> _TASK PROMPT_
Pick every line from the data that holds the word "began".

> _RECORDS FOR PROCESSING_
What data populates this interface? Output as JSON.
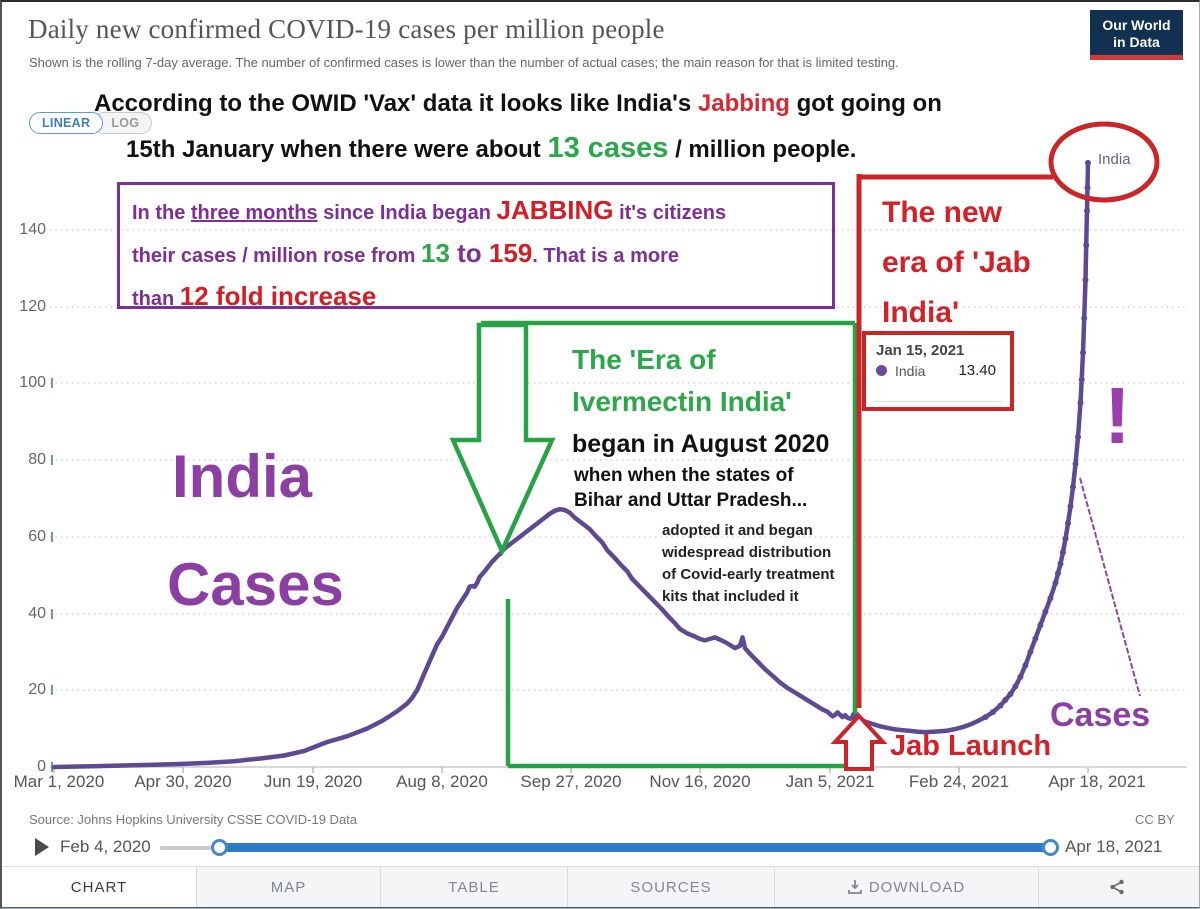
{
  "header": {
    "title": "Daily new confirmed COVID-19 cases per million people",
    "subtitle": "Shown is the rolling 7-day average. The number of confirmed cases is lower than the number of actual cases; the main reason for that is limited testing.",
    "logo_line1": "Our World",
    "logo_line2": "in Data"
  },
  "toggles": {
    "linear": "LINEAR",
    "log": "LOG"
  },
  "overlay": {
    "headline": {
      "l1a": "According to the OWID 'Vax' data it looks like India's ",
      "l1b": "Jabbing",
      "l1c": " got going on",
      "l2a": "15th January when there were about ",
      "l2b": "13 cases",
      "l2c": " / million people."
    },
    "purple_box": {
      "p1": "In the ",
      "p2": "three months",
      "p3": " since India began ",
      "p4": "JABBING",
      "p5": " it's citizens",
      "p6": "their cases / million rose from ",
      "p7": "13",
      "p8": " to ",
      "p9": "159",
      "p10": ". That is a more",
      "p11": "than ",
      "p12": "12 fold increase"
    },
    "new_era": {
      "l1": "The new",
      "l2": "era of 'Jab",
      "l3": "India'"
    },
    "ivermectin": {
      "green1": "The 'Era of",
      "green2": "Ivermectin India'",
      "black1": "began in August 2020",
      "black2": "when when the states of",
      "black3": "Bihar and Uttar Pradesh...",
      "small1": "adopted it and began",
      "small2": "widespread distribution",
      "small3": "of Covid-early treatment",
      "small4": "kits that included it"
    },
    "india_big": "India",
    "cases_big": "Cases",
    "jab_launch": "Jab Launch",
    "cases_label": "Cases",
    "exclaim": "!"
  },
  "tooltip": {
    "date": "Jan 15, 2021",
    "series": "India",
    "value": "13.40"
  },
  "chart_data": {
    "type": "line",
    "title": "Daily new confirmed COVID-19 cases per million people",
    "series_name": "India",
    "end_label": "India",
    "x_ticks": [
      "Mar 1, 2020",
      "Apr 30, 2020",
      "Jun 19, 2020",
      "Aug 8, 2020",
      "Sep 27, 2020",
      "Nov 16, 2020",
      "Jan 5, 2021",
      "Feb 24, 2021",
      "Apr 18, 2021"
    ],
    "y_tick_labels": [
      "0",
      "20",
      "40",
      "60",
      "80",
      "100",
      "120",
      "140"
    ],
    "y_ticks": [
      0,
      20,
      40,
      60,
      80,
      100,
      120,
      140
    ],
    "ylim": [
      0,
      160
    ],
    "grid": true,
    "x_range_days": 413,
    "marker_from_day": 372,
    "jab_point": {
      "day": 320,
      "date": "Jan 15, 2021",
      "value": 13.4
    },
    "end_value": 159,
    "points": [
      [
        0,
        0
      ],
      [
        15,
        0.2
      ],
      [
        28,
        0.4
      ],
      [
        40,
        0.6
      ],
      [
        52,
        0.8
      ],
      [
        62,
        1.1
      ],
      [
        72,
        1.5
      ],
      [
        82,
        2.2
      ],
      [
        92,
        3
      ],
      [
        100,
        4.2
      ],
      [
        109,
        6.5
      ],
      [
        117,
        8
      ],
      [
        125,
        10
      ],
      [
        131,
        12
      ],
      [
        137,
        14.5
      ],
      [
        141,
        16.5
      ],
      [
        143,
        18
      ],
      [
        145,
        20
      ],
      [
        147,
        23
      ],
      [
        149,
        26
      ],
      [
        151,
        29
      ],
      [
        153,
        32
      ],
      [
        155,
        34
      ],
      [
        157,
        36.5
      ],
      [
        159,
        39
      ],
      [
        161,
        41.5
      ],
      [
        163,
        43.5
      ],
      [
        165,
        45.5
      ],
      [
        166,
        47
      ],
      [
        167,
        47.2
      ],
      [
        168,
        47
      ],
      [
        169,
        48
      ],
      [
        170,
        49.5
      ],
      [
        172,
        51
      ],
      [
        175,
        53.5
      ],
      [
        178,
        55.5
      ],
      [
        180,
        57
      ],
      [
        183,
        58.5
      ],
      [
        186,
        60
      ],
      [
        189,
        61.5
      ],
      [
        192,
        63
      ],
      [
        195,
        64.5
      ],
      [
        198,
        66
      ],
      [
        200,
        66.8
      ],
      [
        202,
        67.2
      ],
      [
        204,
        67
      ],
      [
        206,
        66.3
      ],
      [
        208,
        65
      ],
      [
        211,
        63.5
      ],
      [
        214,
        62
      ],
      [
        216,
        60.5
      ],
      [
        219,
        58.5
      ],
      [
        221,
        56.5
      ],
      [
        224,
        54.5
      ],
      [
        226,
        53
      ],
      [
        229,
        51
      ],
      [
        231,
        49
      ],
      [
        234,
        47
      ],
      [
        237,
        45
      ],
      [
        240,
        43
      ],
      [
        243,
        41
      ],
      [
        245,
        39.5
      ],
      [
        248,
        37.5
      ],
      [
        250,
        36
      ],
      [
        253,
        34.8
      ],
      [
        256,
        34
      ],
      [
        258,
        33.4
      ],
      [
        260,
        33
      ],
      [
        262,
        33.4
      ],
      [
        264,
        33.8
      ],
      [
        266,
        33.2
      ],
      [
        268,
        32.6
      ],
      [
        270,
        31.8
      ],
      [
        272,
        31
      ],
      [
        274,
        31.6
      ],
      [
        275,
        33.8
      ],
      [
        276,
        31
      ],
      [
        278,
        29.5
      ],
      [
        281,
        27.5
      ],
      [
        284,
        25.5
      ],
      [
        287,
        23.8
      ],
      [
        290,
        22
      ],
      [
        293,
        20.6
      ],
      [
        296,
        19.4
      ],
      [
        299,
        18.2
      ],
      [
        302,
        17
      ],
      [
        305,
        15.8
      ],
      [
        307,
        15
      ],
      [
        309,
        14.4
      ],
      [
        310,
        13.8
      ],
      [
        311,
        13.2
      ],
      [
        312,
        13.6
      ],
      [
        313,
        14.2
      ],
      [
        314,
        13.6
      ],
      [
        315,
        13
      ],
      [
        316,
        13.5
      ],
      [
        317,
        12.8
      ],
      [
        318,
        12.6
      ],
      [
        320,
        13.4
      ],
      [
        322,
        12.4
      ],
      [
        324,
        11.8
      ],
      [
        327,
        11.2
      ],
      [
        330,
        10.6
      ],
      [
        333,
        10.2
      ],
      [
        336,
        9.8
      ],
      [
        339,
        9.6
      ],
      [
        342,
        9.4
      ],
      [
        345,
        9.2
      ],
      [
        348,
        9.1
      ],
      [
        351,
        9.2
      ],
      [
        354,
        9.3
      ],
      [
        357,
        9.5
      ],
      [
        360,
        9.9
      ],
      [
        363,
        10.4
      ],
      [
        366,
        11.1
      ],
      [
        369,
        12
      ],
      [
        372,
        13
      ],
      [
        375,
        14.3
      ],
      [
        378,
        16
      ],
      [
        380,
        17.5
      ],
      [
        382,
        19
      ],
      [
        384,
        21
      ],
      [
        386,
        23.5
      ],
      [
        388,
        26.5
      ],
      [
        390,
        30
      ],
      [
        392,
        33.5
      ],
      [
        394,
        37
      ],
      [
        396,
        40.5
      ],
      [
        398,
        44
      ],
      [
        400,
        48
      ],
      [
        401,
        50.5
      ],
      [
        402,
        53
      ],
      [
        403,
        56
      ],
      [
        404,
        59.5
      ],
      [
        405,
        63.5
      ],
      [
        406,
        68
      ],
      [
        407,
        73
      ],
      [
        408,
        79
      ],
      [
        409,
        86
      ],
      [
        410,
        95
      ],
      [
        410.5,
        101
      ],
      [
        411,
        108
      ],
      [
        411.5,
        117
      ],
      [
        412,
        127
      ],
      [
        412.3,
        136
      ],
      [
        412.6,
        145
      ],
      [
        412.8,
        151
      ],
      [
        413,
        157.5
      ]
    ]
  },
  "footer": {
    "source": "Source: Johns Hopkins University CSSE COVID-19 Data",
    "license": "CC BY",
    "slider": {
      "start": "Feb 4, 2020",
      "end": "Apr 18, 2021"
    },
    "tabs": [
      "CHART",
      "MAP",
      "TABLE",
      "SOURCES",
      "DOWNLOAD"
    ]
  },
  "colors": {
    "line": "#5e4a92",
    "annotation_purple": "#8c3fa3",
    "annotation_red": "#cc2528",
    "annotation_green": "#27a244",
    "linear_blue": "#3d7fb5",
    "logo_navy": "#12304f"
  }
}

> _THE REPLY_
      "p3": " since India began ",
      "black1": "began in August 2020",
      "small1": "adopted it and began",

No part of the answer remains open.